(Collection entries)
--- BEGIN ---
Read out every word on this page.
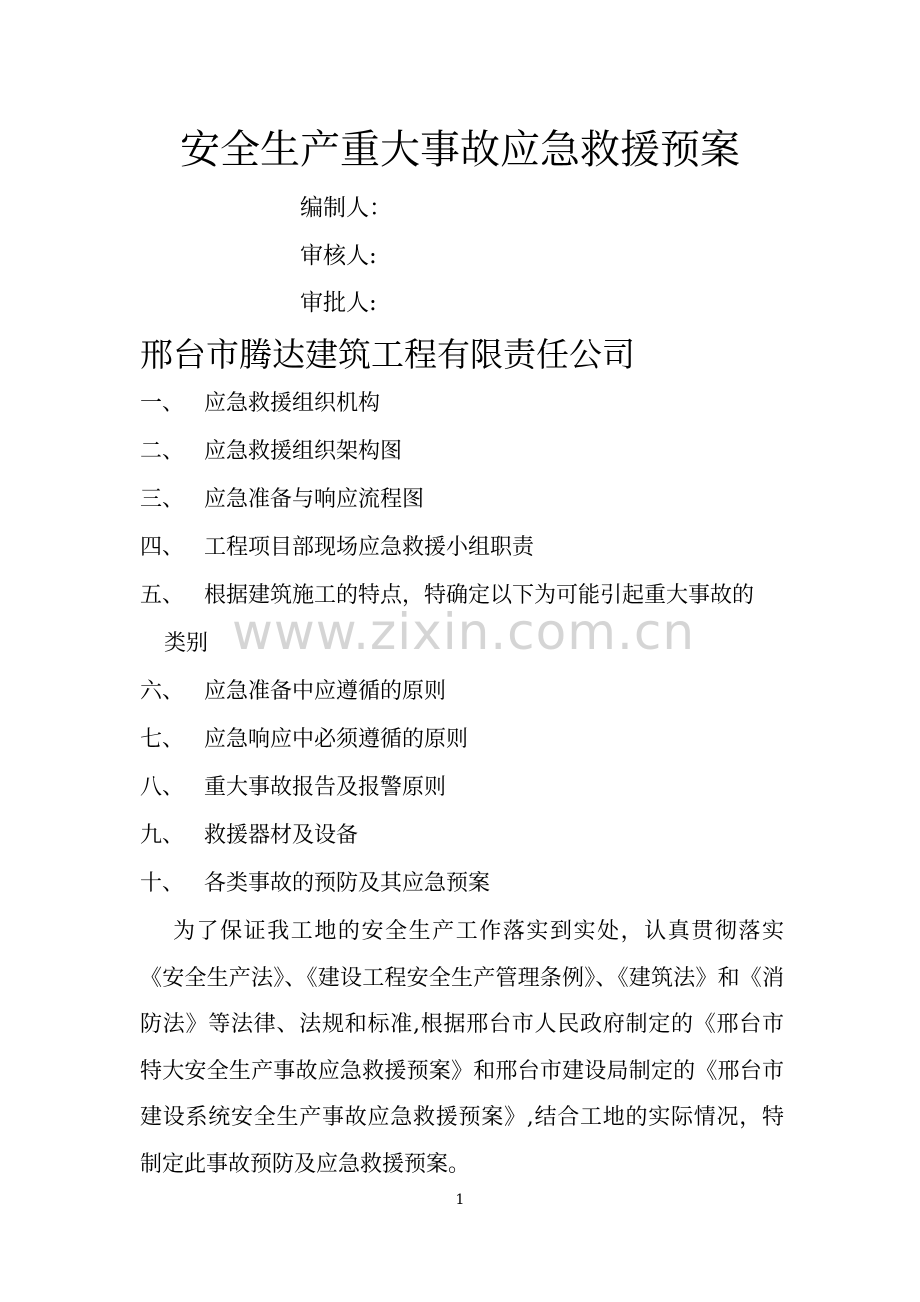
安全生产重大事故应急救援预案
编制人：
审核人:
审批人:
邢台市腾达建筑工程有限责任公司
一、 应急救援组织机构
二、 应急救援组织架构图
三、 应急准备与响应流程图
四、 工程项目部现场应急救援小组职责
五、 根据建筑施工的特点，特确定以下为可能引起重大事故的
类别
六、 应急准备中应遵循的原则
七、 应急响应中必须遵循的原则
八、 重大事故报告及报警原则
九、 救援器材及设备
十、 各类事故的预防及其应急预案
www.zixin.com.cn

为了保证我工地的安全生产工作落实到实处，认真贯彻落实《安全生产法》、《建设工程安全生产管理条例》、《建筑法》和《消防法》等法律、法规和标准,根据邢台市人民政府制定的《邢台市特大安全生产事故应急救援预案》和邢台市建设局制定的《邢台市建设系统安全生产事故应急救援预案》,结合工地的实际情况，特制定此事故预防及应急救援预案。

1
--- END ---
■ REQUIREMENT
Repeat the listing in full and exactly. Do not include any images.

■ RESPONSE FOR THIS EXERCISE
Read out every word on this page.
安全生产重大事故应急救援预案
编制人：
审核人:
审批人:
邢台市腾达建筑工程有限责任公司
一、 应急救援组织机构
二、 应急救援组织架构图
三、 应急准备与响应流程图
四、 工程项目部现场应急救援小组职责
五、 根据建筑施工的特点，特确定以下为可能引起重大事故的
类别
六、 应急准备中应遵循的原则
七、 应急响应中必须遵循的原则
八、 重大事故报告及报警原则
九、 救援器材及设备
十、 各类事故的预防及其应急预案
www.zixin.com.cn

为了保证我工地的安全生产工作落实到实处，认真贯彻落实《安全生产法》、《建设工程安全生产管理条例》、《建筑法》和《消防法》等法律、法规和标准,根据邢台市人民政府制定的《邢台市特大安全生产事故应急救援预案》和邢台市建设局制定的《邢台市建设系统安全生产事故应急救援预案》,结合工地的实际情况，特制定此事故预防及应急救援预案。

1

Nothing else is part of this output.